Saved data entries:
◇ ◇ ◇ ◇ ◇ ◇ ◇

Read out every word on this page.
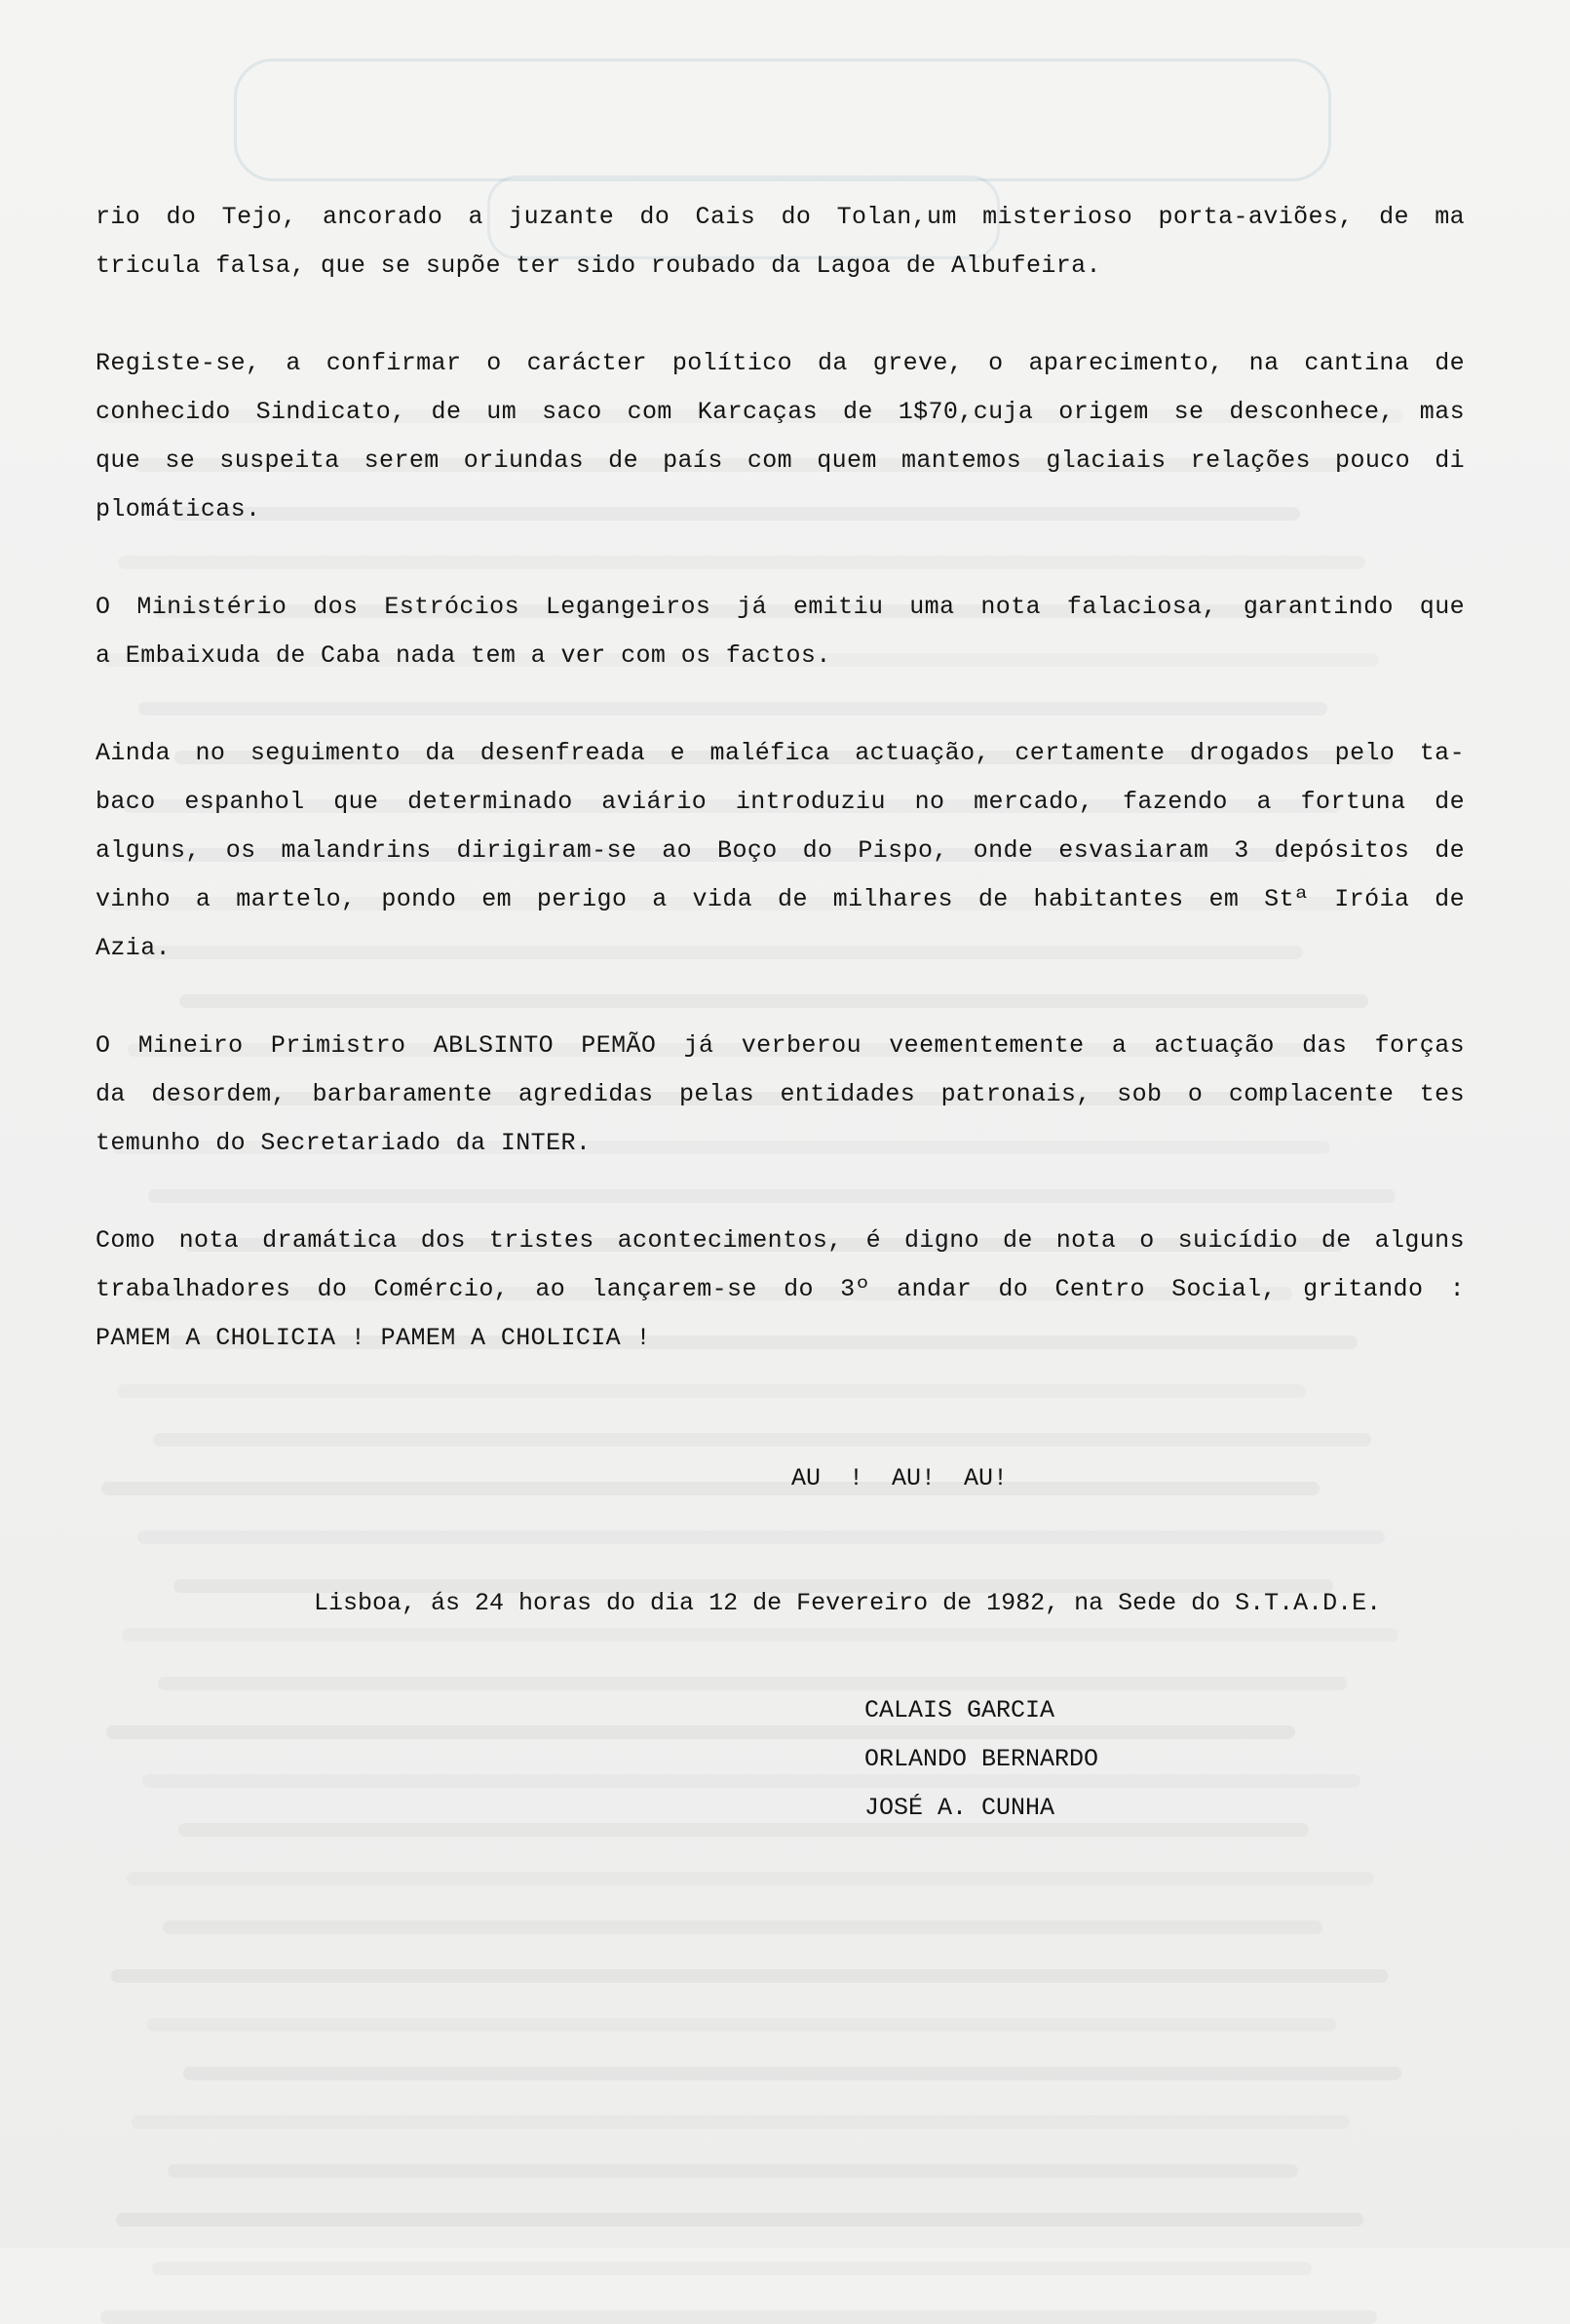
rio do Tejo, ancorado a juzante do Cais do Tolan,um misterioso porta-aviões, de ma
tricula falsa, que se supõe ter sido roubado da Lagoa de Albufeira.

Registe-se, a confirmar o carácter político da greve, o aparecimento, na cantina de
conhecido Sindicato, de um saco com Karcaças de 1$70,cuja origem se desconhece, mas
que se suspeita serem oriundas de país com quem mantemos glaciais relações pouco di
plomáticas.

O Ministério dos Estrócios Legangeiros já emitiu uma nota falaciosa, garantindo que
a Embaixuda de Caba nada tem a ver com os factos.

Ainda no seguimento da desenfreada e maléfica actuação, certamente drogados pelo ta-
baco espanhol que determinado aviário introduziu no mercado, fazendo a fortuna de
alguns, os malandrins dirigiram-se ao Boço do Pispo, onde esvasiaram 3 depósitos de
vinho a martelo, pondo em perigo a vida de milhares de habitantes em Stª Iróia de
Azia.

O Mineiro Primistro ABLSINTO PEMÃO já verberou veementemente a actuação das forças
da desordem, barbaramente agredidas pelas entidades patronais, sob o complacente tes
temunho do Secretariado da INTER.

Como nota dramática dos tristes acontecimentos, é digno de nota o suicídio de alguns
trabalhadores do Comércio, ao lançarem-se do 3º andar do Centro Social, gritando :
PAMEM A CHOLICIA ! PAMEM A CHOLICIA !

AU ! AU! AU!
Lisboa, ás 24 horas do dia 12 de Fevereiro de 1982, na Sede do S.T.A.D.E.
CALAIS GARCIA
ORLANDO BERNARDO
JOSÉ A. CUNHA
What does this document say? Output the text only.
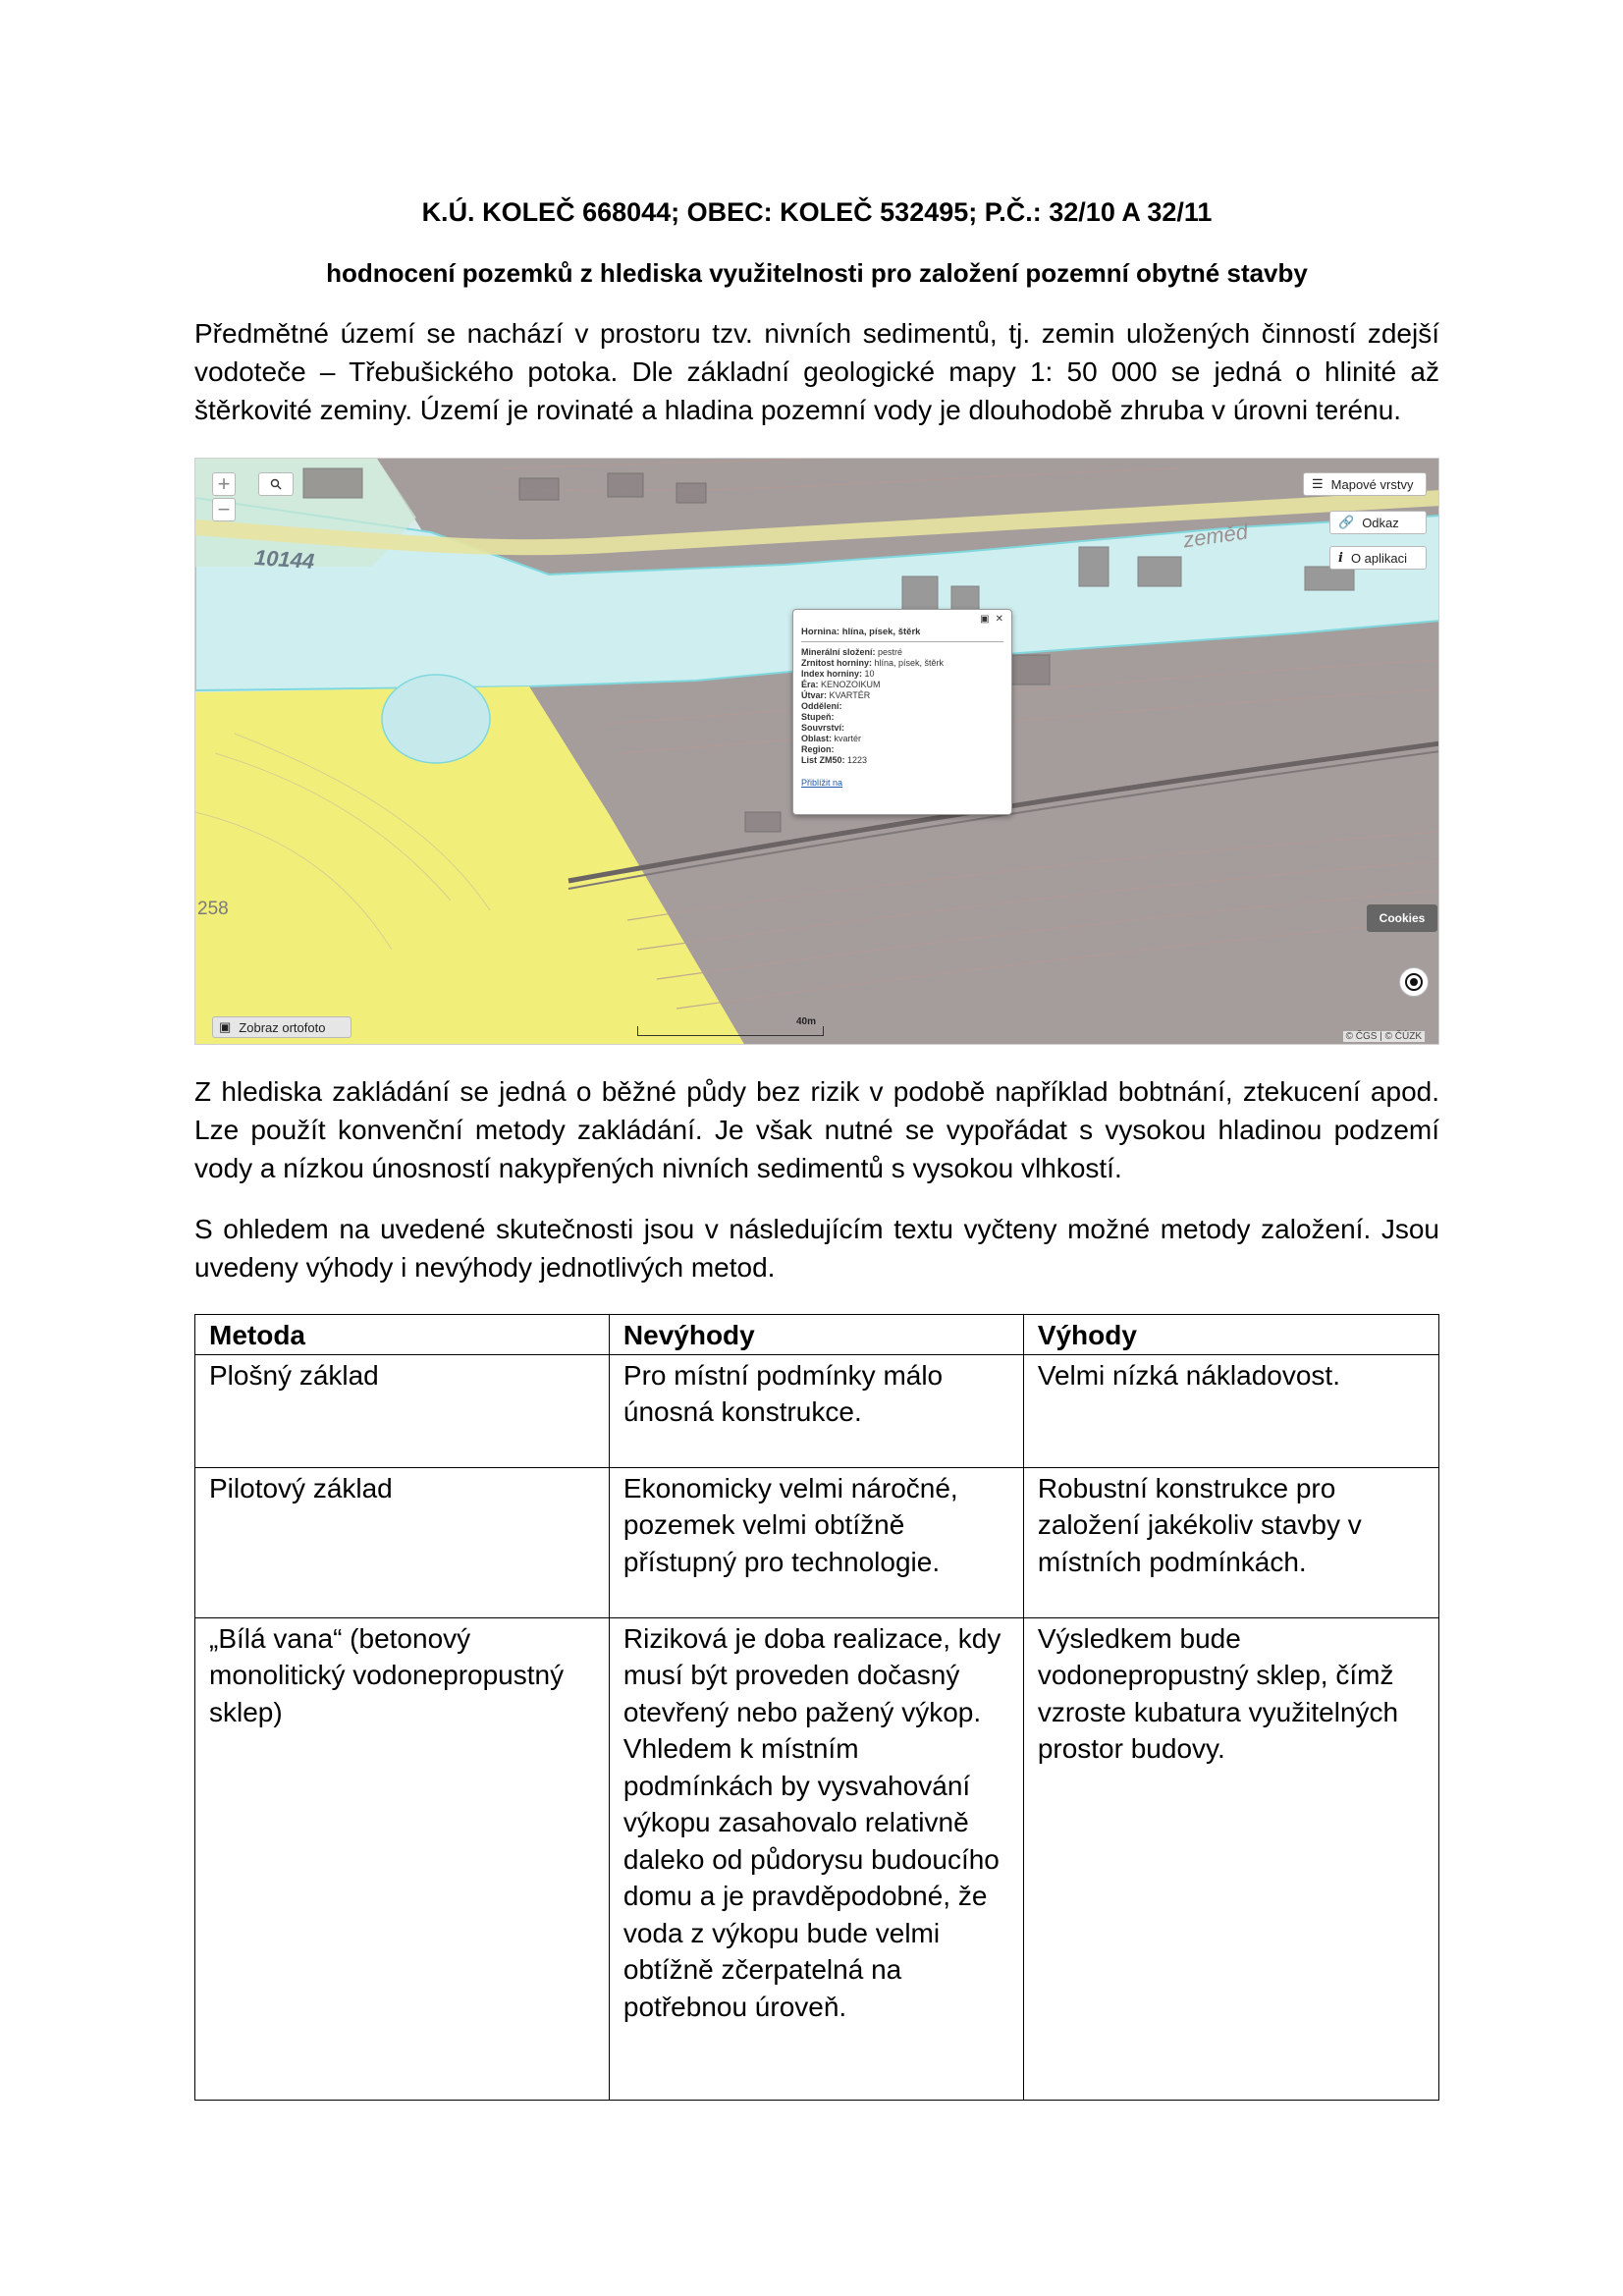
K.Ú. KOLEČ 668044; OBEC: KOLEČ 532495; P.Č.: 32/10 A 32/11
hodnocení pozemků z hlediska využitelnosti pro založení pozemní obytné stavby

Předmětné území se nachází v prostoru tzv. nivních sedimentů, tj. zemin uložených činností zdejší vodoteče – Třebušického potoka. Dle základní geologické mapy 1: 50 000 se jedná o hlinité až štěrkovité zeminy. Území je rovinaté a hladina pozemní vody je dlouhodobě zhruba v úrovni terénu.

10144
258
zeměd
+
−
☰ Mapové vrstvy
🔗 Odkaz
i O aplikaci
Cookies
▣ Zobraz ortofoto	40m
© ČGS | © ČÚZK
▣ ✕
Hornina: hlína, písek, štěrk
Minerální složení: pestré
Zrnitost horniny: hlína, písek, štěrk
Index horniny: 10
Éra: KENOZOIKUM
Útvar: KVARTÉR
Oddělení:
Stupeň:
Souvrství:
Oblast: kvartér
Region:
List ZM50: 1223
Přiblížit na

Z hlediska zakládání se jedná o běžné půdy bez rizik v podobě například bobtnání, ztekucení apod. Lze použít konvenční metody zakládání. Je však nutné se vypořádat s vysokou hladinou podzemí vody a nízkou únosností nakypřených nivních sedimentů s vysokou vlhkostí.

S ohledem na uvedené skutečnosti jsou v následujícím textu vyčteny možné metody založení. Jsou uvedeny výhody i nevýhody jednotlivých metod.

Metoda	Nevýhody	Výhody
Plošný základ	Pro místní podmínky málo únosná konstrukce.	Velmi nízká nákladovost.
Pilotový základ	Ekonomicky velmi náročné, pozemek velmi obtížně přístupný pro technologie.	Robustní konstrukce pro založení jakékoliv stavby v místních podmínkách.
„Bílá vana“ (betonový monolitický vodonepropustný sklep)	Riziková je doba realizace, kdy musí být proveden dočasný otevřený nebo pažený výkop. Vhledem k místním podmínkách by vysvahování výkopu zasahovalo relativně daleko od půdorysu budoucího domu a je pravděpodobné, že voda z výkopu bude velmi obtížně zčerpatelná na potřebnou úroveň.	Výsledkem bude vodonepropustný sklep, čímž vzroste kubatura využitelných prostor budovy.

◇ ◇ ◇ ◇ ◇ ◇ ◇

- EXERCISE BRIEF
Drop the images and quote the entries word for word.

- OUTPUT FOR THIS EXERCISE
Read out every word on this page.
rio do Tejo, ancorado a juzante do Cais do Tolan,um misterioso porta-aviões, de ma
tricula falsa, que se supõe ter sido roubado da Lagoa de Albufeira.

Registe-se, a confirmar o carácter político da greve, o aparecimento, na cantina de
conhecido Sindicato, de um saco com Karcaças de 1$70,cuja origem se desconhece, mas
que se suspeita serem oriundas de país com quem mantemos glaciais relações pouco di
plomáticas.

O Ministério dos Estrócios Legangeiros já emitiu uma nota falaciosa, garantindo que
a Embaixuda de Caba nada tem a ver com os factos.

Ainda no seguimento da desenfreada e maléfica actuação, certamente drogados pelo ta-
baco espanhol que determinado aviário introduziu no mercado, fazendo a fortuna de
alguns, os malandrins dirigiram-se ao Boço do Pispo, onde esvasiaram 3 depósitos de
vinho a martelo, pondo em perigo a vida de milhares de habitantes em Stª Iróia de
Azia.

O Mineiro Primistro ABLSINTO PEMÃO já verberou veementemente a actuação das forças
da desordem, barbaramente agredidas pelas entidades patronais, sob o complacente tes
temunho do Secretariado da INTER.

Como nota dramática dos tristes acontecimentos, é digno de nota o suicídio de alguns
trabalhadores do Comércio, ao lançarem-se do 3º andar do Centro Social, gritando :
PAMEM A CHOLICIA ! PAMEM A CHOLICIA !

AU ! AU! AU!
Lisboa, ás 24 horas do dia 12 de Fevereiro de 1982, na Sede do S.T.A.D.E.
CALAIS GARCIA
ORLANDO BERNARDO
JOSÉ A. CUNHA
What does this document say? Output the text only.
K.Ú. KOLEČ 668044; OBEC: KOLEČ 532495; P.Č.: 32/10 A 32/11
hodnocení pozemků z hlediska využitelnosti pro založení pozemní obytné stavby

Předmětné území se nachází v prostoru tzv. nivních sedimentů, tj. zemin uložených činností zdejší vodoteče – Třebušického potoka. Dle základní geologické mapy 1: 50 000 se jedná o hlinité až štěrkovité zeminy. Území je rovinaté a hladina pozemní vody je dlouhodobě zhruba v úrovni terénu.

10144
258
zeměd
+
−
☰ Mapové vrstvy
🔗 Odkaz
i O aplikaci
Cookies
▣ Zobraz ortofoto	40m
© ČGS | © ČÚZK
▣ ✕
Hornina: hlína, písek, štěrk
Minerální složení: pestré
Zrnitost horniny: hlína, písek, štěrk
Index horniny: 10
Éra: KENOZOIKUM
Útvar: KVARTÉR
Oddělení:
Stupeň:
Souvrství:
Oblast: kvartér
Region:
List ZM50: 1223
Přiblížit na

Z hlediska zakládání se jedná o běžné půdy bez rizik v podobě například bobtnání, ztekucení apod. Lze použít konvenční metody zakládání. Je však nutné se vypořádat s vysokou hladinou podzemí vody a nízkou únosností nakypřených nivních sedimentů s vysokou vlhkostí.

S ohledem na uvedené skutečnosti jsou v následujícím textu vyčteny možné metody založení. Jsou uvedeny výhody i nevýhody jednotlivých metod.

Metoda	Nevýhody	Výhody
Plošný základ	Pro místní podmínky málo únosná konstrukce.	Velmi nízká nákladovost.
Pilotový základ	Ekonomicky velmi náročné, pozemek velmi obtížně přístupný pro technologie.	Robustní konstrukce pro založení jakékoliv stavby v místních podmínkách.
„Bílá vana“ (betonový monolitický vodonepropustný sklep)	Riziková je doba realizace, kdy musí být proveden dočasný otevřený nebo pažený výkop. Vhledem k místním podmínkách by vysvahování výkopu zasahovalo relativně daleko od půdorysu budoucího domu a je pravděpodobné, že voda z výkopu bude velmi obtížně zčerpatelná na potřebnou úroveň.	Výsledkem bude vodonepropustný sklep, čímž vzroste kubatura využitelných prostor budovy.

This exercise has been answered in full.